Task instructions => Search the entries for the word "duration" and pull out each line that has it.

Supplied records =>
** Begin **
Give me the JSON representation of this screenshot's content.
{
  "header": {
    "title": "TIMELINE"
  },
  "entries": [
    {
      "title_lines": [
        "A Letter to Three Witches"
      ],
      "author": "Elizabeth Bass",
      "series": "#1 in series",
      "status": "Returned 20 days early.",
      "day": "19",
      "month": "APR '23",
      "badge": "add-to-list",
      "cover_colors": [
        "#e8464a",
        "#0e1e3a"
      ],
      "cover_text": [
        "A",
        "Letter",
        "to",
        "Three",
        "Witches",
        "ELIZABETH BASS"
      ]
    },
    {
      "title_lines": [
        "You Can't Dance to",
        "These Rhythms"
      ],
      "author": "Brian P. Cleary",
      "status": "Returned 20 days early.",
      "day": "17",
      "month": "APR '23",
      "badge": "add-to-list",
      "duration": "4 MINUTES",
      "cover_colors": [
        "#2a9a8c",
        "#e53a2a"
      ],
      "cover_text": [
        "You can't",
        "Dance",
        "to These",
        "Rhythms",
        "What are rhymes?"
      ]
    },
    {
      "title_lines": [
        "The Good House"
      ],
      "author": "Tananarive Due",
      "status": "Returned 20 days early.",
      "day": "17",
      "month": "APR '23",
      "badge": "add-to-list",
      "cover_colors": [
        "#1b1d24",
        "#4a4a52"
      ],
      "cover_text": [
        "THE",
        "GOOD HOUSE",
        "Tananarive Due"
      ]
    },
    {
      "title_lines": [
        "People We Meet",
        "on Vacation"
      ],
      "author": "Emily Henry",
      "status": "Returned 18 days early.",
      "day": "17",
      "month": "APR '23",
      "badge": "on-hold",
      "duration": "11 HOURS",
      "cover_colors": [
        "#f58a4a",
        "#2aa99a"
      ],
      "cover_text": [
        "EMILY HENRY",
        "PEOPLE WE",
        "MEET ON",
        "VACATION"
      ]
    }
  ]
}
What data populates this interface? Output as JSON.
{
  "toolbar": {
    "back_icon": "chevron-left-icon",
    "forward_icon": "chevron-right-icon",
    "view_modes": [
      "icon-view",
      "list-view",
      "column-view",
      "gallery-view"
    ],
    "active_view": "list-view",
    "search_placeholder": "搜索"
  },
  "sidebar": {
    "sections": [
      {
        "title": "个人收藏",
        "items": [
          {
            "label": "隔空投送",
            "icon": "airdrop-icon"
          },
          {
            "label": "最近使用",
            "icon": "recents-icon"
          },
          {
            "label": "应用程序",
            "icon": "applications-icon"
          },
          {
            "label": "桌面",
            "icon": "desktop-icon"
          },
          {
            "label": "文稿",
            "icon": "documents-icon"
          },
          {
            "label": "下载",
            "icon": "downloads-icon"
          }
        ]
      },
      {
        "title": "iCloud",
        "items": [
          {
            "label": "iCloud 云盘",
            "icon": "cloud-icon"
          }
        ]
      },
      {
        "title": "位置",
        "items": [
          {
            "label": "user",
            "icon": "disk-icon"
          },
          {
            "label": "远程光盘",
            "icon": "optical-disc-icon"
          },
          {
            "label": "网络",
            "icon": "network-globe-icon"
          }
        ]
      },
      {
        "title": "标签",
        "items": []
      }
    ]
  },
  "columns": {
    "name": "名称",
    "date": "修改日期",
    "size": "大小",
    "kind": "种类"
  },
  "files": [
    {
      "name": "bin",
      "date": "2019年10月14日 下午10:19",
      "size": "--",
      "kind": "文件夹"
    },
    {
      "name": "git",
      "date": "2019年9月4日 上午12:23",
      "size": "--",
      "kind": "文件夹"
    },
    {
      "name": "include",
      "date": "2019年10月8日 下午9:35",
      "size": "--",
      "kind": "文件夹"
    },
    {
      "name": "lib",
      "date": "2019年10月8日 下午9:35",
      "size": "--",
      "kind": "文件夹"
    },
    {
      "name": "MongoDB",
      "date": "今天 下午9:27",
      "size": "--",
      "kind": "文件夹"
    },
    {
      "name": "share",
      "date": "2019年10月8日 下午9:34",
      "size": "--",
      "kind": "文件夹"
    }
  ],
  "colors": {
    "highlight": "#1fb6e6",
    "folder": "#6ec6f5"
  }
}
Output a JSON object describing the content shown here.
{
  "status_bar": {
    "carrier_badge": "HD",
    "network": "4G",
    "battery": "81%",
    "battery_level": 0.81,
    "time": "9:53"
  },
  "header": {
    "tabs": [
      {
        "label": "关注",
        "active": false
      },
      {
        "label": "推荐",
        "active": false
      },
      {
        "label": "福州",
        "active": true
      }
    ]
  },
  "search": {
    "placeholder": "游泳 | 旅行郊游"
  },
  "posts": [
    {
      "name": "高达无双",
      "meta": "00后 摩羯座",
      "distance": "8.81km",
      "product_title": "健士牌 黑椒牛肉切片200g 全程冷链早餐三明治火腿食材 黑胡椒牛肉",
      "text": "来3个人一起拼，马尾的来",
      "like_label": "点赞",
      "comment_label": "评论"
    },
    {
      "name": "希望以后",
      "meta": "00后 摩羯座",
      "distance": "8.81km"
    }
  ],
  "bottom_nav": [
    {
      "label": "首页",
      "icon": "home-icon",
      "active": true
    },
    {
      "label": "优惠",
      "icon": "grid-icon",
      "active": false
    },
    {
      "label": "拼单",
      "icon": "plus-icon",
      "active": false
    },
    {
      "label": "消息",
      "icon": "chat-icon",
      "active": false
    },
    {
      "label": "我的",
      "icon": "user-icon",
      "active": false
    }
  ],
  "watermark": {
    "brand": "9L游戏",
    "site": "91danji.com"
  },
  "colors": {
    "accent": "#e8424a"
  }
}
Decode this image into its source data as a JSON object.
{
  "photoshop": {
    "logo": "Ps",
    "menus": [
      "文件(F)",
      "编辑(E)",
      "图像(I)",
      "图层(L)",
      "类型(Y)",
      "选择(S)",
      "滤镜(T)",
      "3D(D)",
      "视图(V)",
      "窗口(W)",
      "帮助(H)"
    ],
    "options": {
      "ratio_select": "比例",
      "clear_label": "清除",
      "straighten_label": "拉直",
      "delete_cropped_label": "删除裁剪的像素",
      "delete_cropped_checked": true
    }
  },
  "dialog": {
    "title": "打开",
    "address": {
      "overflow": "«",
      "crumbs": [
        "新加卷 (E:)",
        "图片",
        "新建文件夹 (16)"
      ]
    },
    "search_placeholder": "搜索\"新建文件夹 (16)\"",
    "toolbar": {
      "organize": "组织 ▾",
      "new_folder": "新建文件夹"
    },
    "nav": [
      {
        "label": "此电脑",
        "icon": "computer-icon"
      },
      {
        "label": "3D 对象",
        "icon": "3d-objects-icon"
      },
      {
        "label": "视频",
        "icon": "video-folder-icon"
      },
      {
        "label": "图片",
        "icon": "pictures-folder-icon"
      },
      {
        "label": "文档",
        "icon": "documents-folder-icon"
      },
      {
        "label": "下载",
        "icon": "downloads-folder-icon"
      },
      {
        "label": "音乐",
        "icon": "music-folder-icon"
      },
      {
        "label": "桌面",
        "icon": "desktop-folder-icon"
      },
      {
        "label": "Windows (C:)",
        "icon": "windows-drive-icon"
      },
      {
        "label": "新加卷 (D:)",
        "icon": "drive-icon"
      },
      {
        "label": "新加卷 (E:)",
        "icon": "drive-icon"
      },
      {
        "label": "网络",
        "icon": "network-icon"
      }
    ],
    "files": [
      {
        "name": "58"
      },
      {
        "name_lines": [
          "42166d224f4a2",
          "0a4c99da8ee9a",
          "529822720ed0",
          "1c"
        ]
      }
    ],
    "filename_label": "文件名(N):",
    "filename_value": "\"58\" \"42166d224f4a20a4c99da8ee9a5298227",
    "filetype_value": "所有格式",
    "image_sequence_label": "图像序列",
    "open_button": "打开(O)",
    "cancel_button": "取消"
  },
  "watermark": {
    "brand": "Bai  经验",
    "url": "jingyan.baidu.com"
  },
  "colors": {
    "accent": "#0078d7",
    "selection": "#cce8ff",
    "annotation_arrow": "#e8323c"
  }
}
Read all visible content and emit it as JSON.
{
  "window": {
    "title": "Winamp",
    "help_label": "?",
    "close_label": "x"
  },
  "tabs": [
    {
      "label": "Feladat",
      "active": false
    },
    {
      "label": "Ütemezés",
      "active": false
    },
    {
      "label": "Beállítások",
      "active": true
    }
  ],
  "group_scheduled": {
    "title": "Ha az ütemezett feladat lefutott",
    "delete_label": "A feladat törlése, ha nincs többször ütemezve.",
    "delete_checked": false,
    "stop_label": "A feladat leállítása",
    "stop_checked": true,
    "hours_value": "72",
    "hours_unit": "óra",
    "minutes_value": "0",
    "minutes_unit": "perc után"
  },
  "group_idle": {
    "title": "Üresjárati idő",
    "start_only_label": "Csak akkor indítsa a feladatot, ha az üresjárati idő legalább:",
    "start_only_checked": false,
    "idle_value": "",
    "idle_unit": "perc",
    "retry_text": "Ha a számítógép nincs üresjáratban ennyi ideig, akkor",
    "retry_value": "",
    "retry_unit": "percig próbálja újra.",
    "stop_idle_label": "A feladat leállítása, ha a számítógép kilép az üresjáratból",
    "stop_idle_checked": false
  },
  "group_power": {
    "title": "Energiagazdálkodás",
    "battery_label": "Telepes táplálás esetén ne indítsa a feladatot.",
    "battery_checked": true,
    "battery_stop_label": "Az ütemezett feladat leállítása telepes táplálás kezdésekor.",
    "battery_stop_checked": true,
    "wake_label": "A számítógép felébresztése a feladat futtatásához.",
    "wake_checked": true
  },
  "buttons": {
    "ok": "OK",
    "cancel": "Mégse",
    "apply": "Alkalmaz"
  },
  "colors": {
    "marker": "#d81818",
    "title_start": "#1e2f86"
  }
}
** End **
Final result =>
      "duration": "4 MINUTES",
      "duration": "11 HOURS",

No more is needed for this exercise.